» **What is needed**:
Write out each line in which the string "JSON" is present.

» **Extracted material**:
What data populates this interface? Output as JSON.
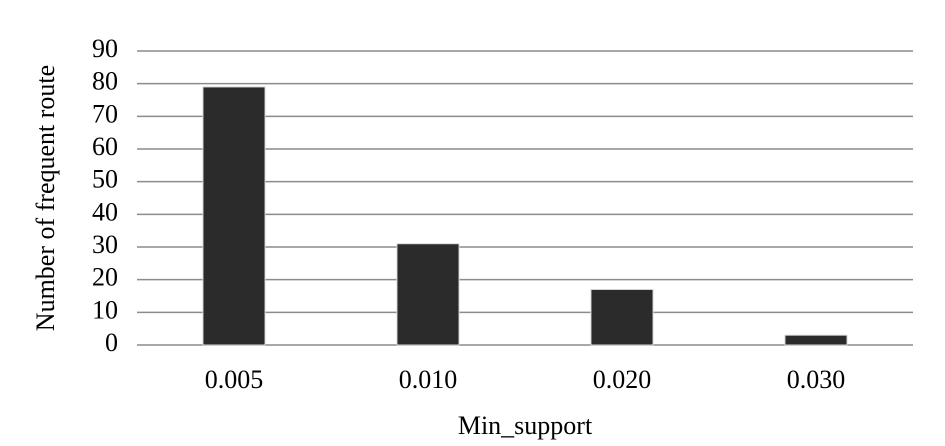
{
  "chart_data": {
    "type": "bar",
    "x_label": "Min_support",
    "y_label": "Number of frequent route",
    "categories": [
      "0.005",
      "0.010",
      "0.020",
      "0.030"
    ],
    "values": [
      79,
      31,
      17,
      3
    ],
    "color": "#2b2b2b",
    "ylim": [
      0,
      90
    ],
    "yticks": [
      0,
      10,
      20,
      30,
      40,
      50,
      60,
      70,
      80,
      90
    ],
    "grid": true
  }
}
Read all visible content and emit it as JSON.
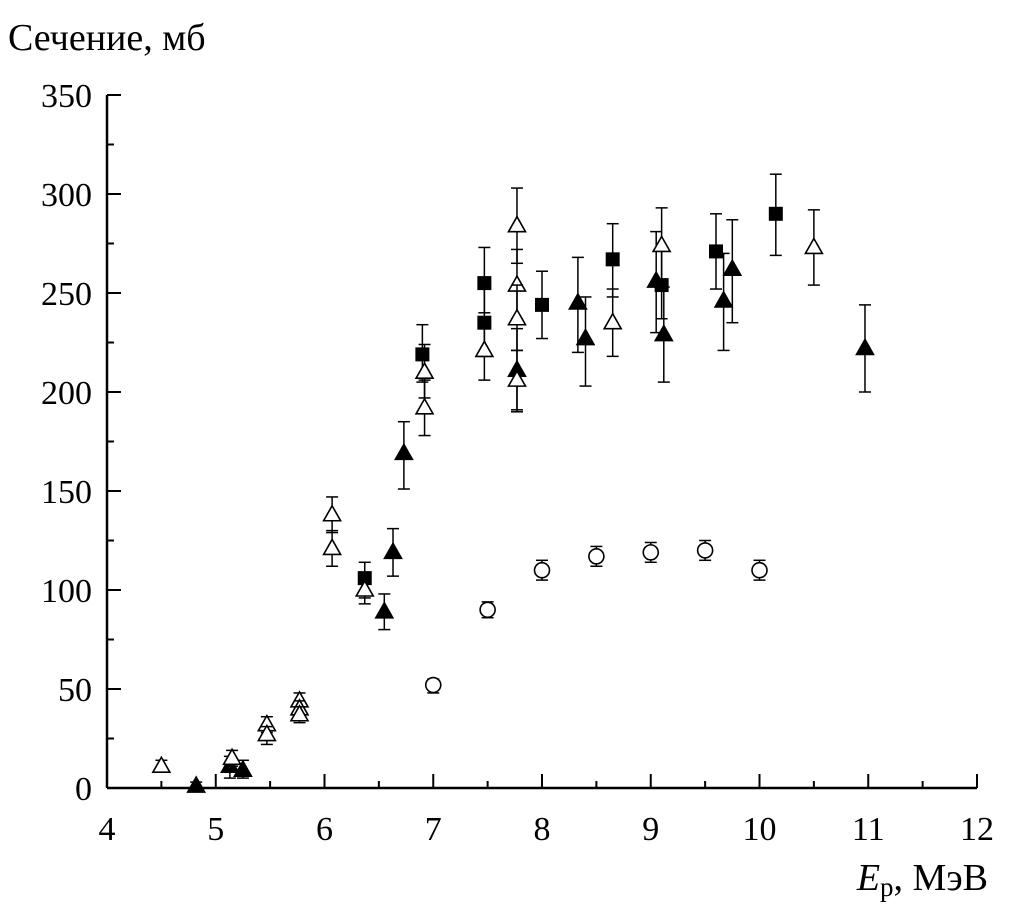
{
  "chart_data": {
    "type": "scatter",
    "ylabel": "Сечение, мб",
    "xlabel_main": "E",
    "xlabel_sub": "p",
    "xlabel_unit": ", МэВ",
    "xlim": [
      4,
      12
    ],
    "ylim": [
      0,
      350
    ],
    "xticks": [
      4,
      5,
      6,
      7,
      8,
      9,
      10,
      11,
      12
    ],
    "yticks": [
      0,
      50,
      100,
      150,
      200,
      250,
      300,
      350
    ],
    "grid": false,
    "series": [
      {
        "name": "filled squares",
        "marker": "square-filled",
        "points": [
          {
            "x": 6.37,
            "y": 106,
            "lo": 96,
            "hi": 114
          },
          {
            "x": 6.9,
            "y": 219,
            "lo": 205,
            "hi": 234
          },
          {
            "x": 7.47,
            "y": 255,
            "lo": 240,
            "hi": 273
          },
          {
            "x": 7.47,
            "y": 235,
            "lo": 218,
            "hi": 252
          },
          {
            "x": 8.0,
            "y": 244,
            "lo": 227,
            "hi": 261
          },
          {
            "x": 8.65,
            "y": 267,
            "lo": 248,
            "hi": 285
          },
          {
            "x": 9.1,
            "y": 254,
            "lo": 237,
            "hi": 272
          },
          {
            "x": 9.6,
            "y": 271,
            "lo": 252,
            "hi": 290
          },
          {
            "x": 10.15,
            "y": 290,
            "lo": 269,
            "hi": 310
          }
        ]
      },
      {
        "name": "filled triangles",
        "marker": "triangle-filled",
        "points": [
          {
            "x": 4.82,
            "y": 1,
            "lo": 0,
            "hi": 3
          },
          {
            "x": 5.13,
            "y": 11,
            "lo": 5,
            "hi": 16
          },
          {
            "x": 5.25,
            "y": 9,
            "lo": 5,
            "hi": 14
          },
          {
            "x": 6.55,
            "y": 89,
            "lo": 80,
            "hi": 98
          },
          {
            "x": 6.63,
            "y": 119,
            "lo": 107,
            "hi": 131
          },
          {
            "x": 6.73,
            "y": 169,
            "lo": 151,
            "hi": 185
          },
          {
            "x": 7.77,
            "y": 211,
            "lo": 190,
            "hi": 232
          },
          {
            "x": 8.33,
            "y": 245,
            "lo": 220,
            "hi": 268
          },
          {
            "x": 8.4,
            "y": 227,
            "lo": 203,
            "hi": 248
          },
          {
            "x": 9.05,
            "y": 256,
            "lo": 230,
            "hi": 281
          },
          {
            "x": 9.12,
            "y": 229,
            "lo": 205,
            "hi": 253
          },
          {
            "x": 9.67,
            "y": 246,
            "lo": 221,
            "hi": 270
          },
          {
            "x": 9.75,
            "y": 262,
            "lo": 235,
            "hi": 287
          },
          {
            "x": 10.97,
            "y": 222,
            "lo": 200,
            "hi": 244
          }
        ]
      },
      {
        "name": "open triangles",
        "marker": "triangle-open",
        "points": [
          {
            "x": 4.5,
            "y": 11,
            "lo": 8,
            "hi": 14
          },
          {
            "x": 5.15,
            "y": 15,
            "lo": 11,
            "hi": 19
          },
          {
            "x": 5.47,
            "y": 32,
            "lo": 28,
            "hi": 36
          },
          {
            "x": 5.47,
            "y": 27,
            "lo": 22,
            "hi": 31
          },
          {
            "x": 5.77,
            "y": 44,
            "lo": 39,
            "hi": 48
          },
          {
            "x": 5.77,
            "y": 40,
            "lo": 35,
            "hi": 44
          },
          {
            "x": 5.77,
            "y": 37,
            "lo": 33,
            "hi": 41
          },
          {
            "x": 6.07,
            "y": 138,
            "lo": 129,
            "hi": 147
          },
          {
            "x": 6.07,
            "y": 121,
            "lo": 112,
            "hi": 130
          },
          {
            "x": 6.37,
            "y": 100,
            "lo": 93,
            "hi": 107
          },
          {
            "x": 6.92,
            "y": 210,
            "lo": 197,
            "hi": 224
          },
          {
            "x": 6.92,
            "y": 192,
            "lo": 178,
            "hi": 206
          },
          {
            "x": 7.47,
            "y": 221,
            "lo": 206,
            "hi": 236
          },
          {
            "x": 7.77,
            "y": 284,
            "lo": 265,
            "hi": 303
          },
          {
            "x": 7.77,
            "y": 254,
            "lo": 237,
            "hi": 272
          },
          {
            "x": 7.77,
            "y": 237,
            "lo": 221,
            "hi": 254
          },
          {
            "x": 7.77,
            "y": 206,
            "lo": 191,
            "hi": 221
          },
          {
            "x": 8.65,
            "y": 235,
            "lo": 218,
            "hi": 252
          },
          {
            "x": 9.1,
            "y": 274,
            "lo": 255,
            "hi": 293
          },
          {
            "x": 10.5,
            "y": 273,
            "lo": 254,
            "hi": 292
          }
        ]
      },
      {
        "name": "open circles",
        "marker": "circle-open",
        "points": [
          {
            "x": 7.0,
            "y": 52,
            "lo": 48,
            "hi": 55
          },
          {
            "x": 7.5,
            "y": 90,
            "lo": 86,
            "hi": 94
          },
          {
            "x": 8.0,
            "y": 110,
            "lo": 105,
            "hi": 115
          },
          {
            "x": 8.5,
            "y": 117,
            "lo": 112,
            "hi": 122
          },
          {
            "x": 9.0,
            "y": 119,
            "lo": 114,
            "hi": 124
          },
          {
            "x": 9.5,
            "y": 120,
            "lo": 115,
            "hi": 125
          },
          {
            "x": 10.0,
            "y": 110,
            "lo": 105,
            "hi": 115
          }
        ]
      }
    ]
  }
}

» **Answer to the task**:
What data populates this interface? Output as JSON.
Read all visible content and emit it as JSON.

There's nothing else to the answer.